[Data entries for graphics]
▶

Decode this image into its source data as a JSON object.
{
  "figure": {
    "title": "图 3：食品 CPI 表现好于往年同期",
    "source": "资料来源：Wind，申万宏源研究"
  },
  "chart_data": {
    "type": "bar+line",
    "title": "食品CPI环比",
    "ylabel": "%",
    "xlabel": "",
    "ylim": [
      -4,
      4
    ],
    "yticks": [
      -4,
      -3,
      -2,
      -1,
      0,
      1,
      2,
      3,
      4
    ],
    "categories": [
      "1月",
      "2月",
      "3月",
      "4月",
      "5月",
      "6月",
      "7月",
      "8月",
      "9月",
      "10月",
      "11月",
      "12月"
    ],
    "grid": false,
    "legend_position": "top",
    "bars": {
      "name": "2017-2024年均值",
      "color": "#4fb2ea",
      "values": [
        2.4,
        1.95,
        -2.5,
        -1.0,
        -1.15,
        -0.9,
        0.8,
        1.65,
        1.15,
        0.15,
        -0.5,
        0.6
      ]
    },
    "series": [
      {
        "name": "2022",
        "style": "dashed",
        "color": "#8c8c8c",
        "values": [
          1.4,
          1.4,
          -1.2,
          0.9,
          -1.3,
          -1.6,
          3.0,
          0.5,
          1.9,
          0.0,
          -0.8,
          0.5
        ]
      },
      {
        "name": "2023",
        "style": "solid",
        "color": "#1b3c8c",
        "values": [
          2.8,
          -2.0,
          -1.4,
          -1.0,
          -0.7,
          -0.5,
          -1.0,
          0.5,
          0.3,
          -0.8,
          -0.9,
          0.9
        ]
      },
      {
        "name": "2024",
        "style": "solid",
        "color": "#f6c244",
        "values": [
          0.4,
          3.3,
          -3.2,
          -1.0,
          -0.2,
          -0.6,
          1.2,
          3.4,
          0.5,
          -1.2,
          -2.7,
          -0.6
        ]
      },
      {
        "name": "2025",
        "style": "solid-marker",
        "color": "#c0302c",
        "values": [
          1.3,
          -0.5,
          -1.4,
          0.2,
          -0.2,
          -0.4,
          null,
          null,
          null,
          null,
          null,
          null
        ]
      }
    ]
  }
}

◀

Aim of the task
Extract every line of the records above that contains the word "title".

Complete output
    "title": "图 3：食品 CPI 表现好于往年同期",
    "title": "食品CPI环比",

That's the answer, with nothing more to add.